Problem: Please set down all the lines beneath this one exactly, without the pictures.

Data excerpts:

******************************

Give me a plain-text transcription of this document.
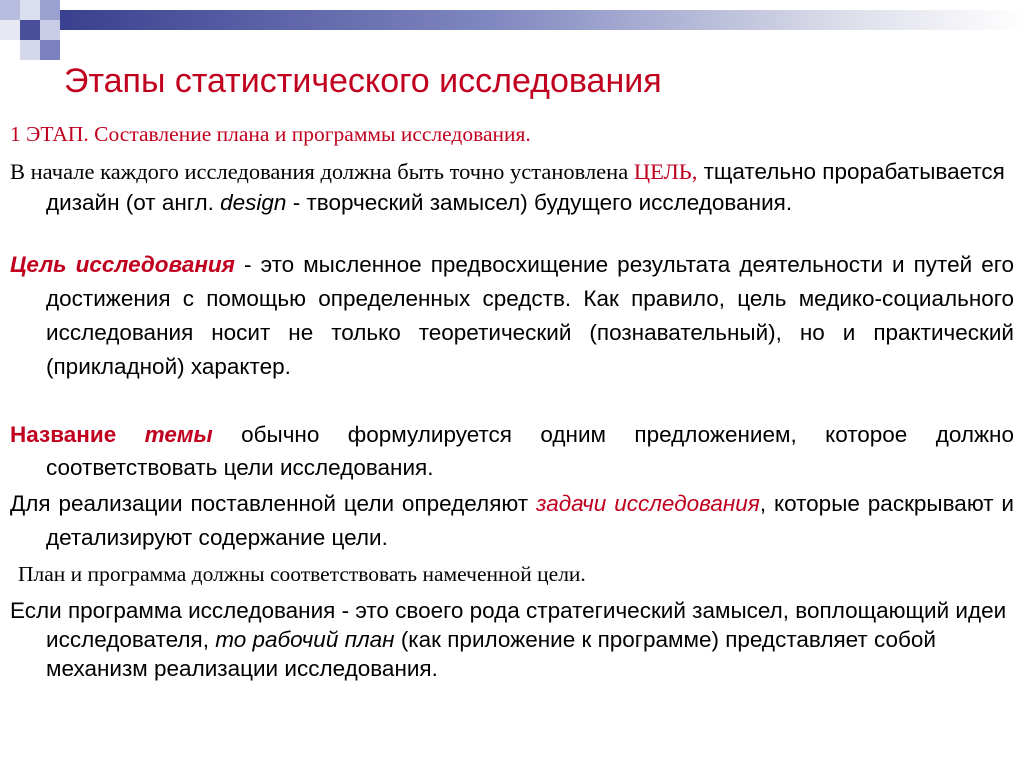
Этапы статистического исследования
1 ЭТАП. Составление плана и программы исследования.
В начале каждого исследования должна быть точно установлена ЦЕЛЬ, тщательно прорабатывается дизайн (от англ. design - творческий замысел) будущего исследования.
Цель исследования - это мысленное предвосхищение результата деятельности и путей его достижения с помощью определенных средств. Как правило, цель медико-социального исследования носит не только теоретический (познавательный), но и практический (прикладной) характер.
Название темы обычно формулируется одним предложением, которое должно соответствовать цели исследования.
Для реализации поставленной цели определяют задачи исследования, которые раскрывают и детализируют содержание цели.
План и программа должны соответствовать намеченной цели.
Если программа исследования - это своего рода стратегический замысел, воплощающий идеи исследователя, то рабочий план (как приложение к программе) представляет собой механизм реализации исследования.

******************************

Problem solution:
Give me a plain-text transcription of this document.
Этапы статистического исследования
1 ЭТАП. Составление плана и программы исследования.
В начале каждого исследования должна быть точно установлена ЦЕЛЬ, тщательно прорабатывается дизайн (от англ. design - творческий замысел) будущего исследования.
Цель исследования - это мысленное предвосхищение результата деятельности и путей его достижения с помощью определенных средств. Как правило, цель медико-социального исследования носит не только теоретический (познавательный), но и практический (прикладной) характер.
Название темы обычно формулируется одним предложением, которое должно соответствовать цели исследования.
Для реализации поставленной цели определяют задачи исследования, которые раскрывают и детализируют содержание цели.
План и программа должны соответствовать намеченной цели.
Если программа исследования - это своего рода стратегический замысел, воплощающий идеи исследователя, то рабочий план (как приложение к программе) представляет собой механизм реализации исследования.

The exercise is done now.